- _Data supplied_
>>>

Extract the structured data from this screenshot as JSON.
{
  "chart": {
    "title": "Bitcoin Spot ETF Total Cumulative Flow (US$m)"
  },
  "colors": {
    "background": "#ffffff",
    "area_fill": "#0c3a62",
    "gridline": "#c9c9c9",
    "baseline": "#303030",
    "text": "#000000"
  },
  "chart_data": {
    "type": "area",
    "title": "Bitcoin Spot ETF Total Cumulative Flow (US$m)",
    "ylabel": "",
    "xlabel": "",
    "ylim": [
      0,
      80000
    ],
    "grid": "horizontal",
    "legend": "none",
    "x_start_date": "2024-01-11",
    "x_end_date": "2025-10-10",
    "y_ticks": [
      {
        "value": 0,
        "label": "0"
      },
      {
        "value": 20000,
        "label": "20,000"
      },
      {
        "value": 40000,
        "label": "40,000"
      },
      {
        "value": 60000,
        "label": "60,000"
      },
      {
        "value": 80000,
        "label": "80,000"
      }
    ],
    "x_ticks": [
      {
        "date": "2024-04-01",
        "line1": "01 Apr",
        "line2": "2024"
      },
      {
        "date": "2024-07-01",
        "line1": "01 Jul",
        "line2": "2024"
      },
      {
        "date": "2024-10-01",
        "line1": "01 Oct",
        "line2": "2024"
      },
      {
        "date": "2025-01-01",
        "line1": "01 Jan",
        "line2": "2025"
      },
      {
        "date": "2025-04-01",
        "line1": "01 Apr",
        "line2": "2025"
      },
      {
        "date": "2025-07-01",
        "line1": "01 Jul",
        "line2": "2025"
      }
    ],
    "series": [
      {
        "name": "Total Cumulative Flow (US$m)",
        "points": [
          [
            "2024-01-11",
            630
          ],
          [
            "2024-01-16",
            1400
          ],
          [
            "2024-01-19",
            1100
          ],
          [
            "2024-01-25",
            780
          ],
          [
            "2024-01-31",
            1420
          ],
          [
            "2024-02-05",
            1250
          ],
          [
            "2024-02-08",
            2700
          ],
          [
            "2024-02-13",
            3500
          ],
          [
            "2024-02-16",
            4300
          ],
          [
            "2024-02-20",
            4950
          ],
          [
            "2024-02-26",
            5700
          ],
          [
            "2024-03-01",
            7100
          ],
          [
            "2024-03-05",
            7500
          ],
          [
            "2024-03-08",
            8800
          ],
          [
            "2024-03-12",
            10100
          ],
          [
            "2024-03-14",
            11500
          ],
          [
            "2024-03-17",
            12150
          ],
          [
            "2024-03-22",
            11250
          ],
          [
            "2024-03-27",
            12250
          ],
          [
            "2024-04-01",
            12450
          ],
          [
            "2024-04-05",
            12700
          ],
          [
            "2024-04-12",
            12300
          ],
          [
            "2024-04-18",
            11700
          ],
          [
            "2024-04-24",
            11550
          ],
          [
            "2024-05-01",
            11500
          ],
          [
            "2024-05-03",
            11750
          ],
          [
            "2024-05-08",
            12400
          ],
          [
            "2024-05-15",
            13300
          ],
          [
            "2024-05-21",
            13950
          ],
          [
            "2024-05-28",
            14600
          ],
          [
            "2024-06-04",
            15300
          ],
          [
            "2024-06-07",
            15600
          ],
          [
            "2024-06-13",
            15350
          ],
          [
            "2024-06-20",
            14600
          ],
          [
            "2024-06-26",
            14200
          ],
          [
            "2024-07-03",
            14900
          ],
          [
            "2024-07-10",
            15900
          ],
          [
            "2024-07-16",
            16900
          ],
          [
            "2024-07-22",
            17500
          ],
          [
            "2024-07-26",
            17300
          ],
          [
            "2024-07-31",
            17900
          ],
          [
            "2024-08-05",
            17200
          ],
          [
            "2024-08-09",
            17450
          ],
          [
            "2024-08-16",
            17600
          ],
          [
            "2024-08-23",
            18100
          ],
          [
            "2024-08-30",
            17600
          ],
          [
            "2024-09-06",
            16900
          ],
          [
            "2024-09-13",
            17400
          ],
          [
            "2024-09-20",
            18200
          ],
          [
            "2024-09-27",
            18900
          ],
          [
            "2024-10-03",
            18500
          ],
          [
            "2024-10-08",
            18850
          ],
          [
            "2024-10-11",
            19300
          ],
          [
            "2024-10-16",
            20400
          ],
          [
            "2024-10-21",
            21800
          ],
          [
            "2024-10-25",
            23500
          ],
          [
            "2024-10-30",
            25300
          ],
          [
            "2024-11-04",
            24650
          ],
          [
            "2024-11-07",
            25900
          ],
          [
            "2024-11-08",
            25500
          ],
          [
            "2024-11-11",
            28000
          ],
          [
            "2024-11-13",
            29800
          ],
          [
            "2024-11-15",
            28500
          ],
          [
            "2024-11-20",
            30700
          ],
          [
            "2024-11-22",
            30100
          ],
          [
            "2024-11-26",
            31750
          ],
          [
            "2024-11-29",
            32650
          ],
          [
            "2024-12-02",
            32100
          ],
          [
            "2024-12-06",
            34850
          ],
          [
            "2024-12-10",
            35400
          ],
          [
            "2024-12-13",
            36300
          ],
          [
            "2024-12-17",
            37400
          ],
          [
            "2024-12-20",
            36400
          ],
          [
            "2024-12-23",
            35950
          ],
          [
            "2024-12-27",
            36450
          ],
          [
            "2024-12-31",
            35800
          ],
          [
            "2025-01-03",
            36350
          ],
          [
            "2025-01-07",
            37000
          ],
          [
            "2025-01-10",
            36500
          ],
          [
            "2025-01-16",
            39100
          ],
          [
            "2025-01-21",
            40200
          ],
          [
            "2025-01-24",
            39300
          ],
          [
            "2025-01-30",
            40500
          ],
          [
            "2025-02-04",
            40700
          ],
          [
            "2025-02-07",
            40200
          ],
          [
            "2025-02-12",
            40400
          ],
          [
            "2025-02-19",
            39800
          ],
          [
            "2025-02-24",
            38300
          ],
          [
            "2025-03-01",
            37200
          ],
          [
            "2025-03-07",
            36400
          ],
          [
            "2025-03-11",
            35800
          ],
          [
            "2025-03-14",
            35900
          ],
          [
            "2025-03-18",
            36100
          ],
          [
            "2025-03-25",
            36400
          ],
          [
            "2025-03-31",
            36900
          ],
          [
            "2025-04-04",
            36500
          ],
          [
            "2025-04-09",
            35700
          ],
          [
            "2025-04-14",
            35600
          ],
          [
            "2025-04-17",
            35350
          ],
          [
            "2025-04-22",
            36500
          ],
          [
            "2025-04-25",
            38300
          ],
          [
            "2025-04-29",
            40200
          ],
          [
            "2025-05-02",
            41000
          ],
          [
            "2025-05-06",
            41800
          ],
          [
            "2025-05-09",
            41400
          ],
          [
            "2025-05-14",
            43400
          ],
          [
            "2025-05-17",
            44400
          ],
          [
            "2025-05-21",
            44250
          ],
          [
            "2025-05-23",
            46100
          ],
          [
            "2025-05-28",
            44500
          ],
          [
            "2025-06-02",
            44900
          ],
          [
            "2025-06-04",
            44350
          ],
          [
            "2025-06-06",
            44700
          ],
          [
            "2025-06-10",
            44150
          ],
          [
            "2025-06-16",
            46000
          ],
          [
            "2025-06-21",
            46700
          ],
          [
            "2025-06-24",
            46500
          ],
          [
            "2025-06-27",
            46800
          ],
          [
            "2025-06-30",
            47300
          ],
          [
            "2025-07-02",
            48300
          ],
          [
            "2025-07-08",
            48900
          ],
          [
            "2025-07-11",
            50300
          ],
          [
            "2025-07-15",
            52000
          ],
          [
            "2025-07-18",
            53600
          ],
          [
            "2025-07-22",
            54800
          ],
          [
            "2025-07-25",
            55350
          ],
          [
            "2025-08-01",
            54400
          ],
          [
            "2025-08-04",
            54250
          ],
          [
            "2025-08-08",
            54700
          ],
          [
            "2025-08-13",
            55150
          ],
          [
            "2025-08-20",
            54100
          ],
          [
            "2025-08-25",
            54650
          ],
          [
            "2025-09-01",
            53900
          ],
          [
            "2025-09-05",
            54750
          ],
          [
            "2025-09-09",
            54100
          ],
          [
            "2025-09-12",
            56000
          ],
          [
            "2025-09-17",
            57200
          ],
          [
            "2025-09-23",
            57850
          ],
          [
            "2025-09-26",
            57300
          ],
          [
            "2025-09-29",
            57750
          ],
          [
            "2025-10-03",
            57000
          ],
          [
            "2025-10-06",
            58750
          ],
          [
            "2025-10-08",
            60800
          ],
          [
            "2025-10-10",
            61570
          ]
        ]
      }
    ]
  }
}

<<<

- _What to work on_
Pull out every line holding "title" from the records above, and copy it.

- _Task output_
    "title": "Bitcoin Spot ETF Total Cumulative Flow (US$m)"
    "title": "Bitcoin Spot ETF Total Cumulative Flow (US$m)",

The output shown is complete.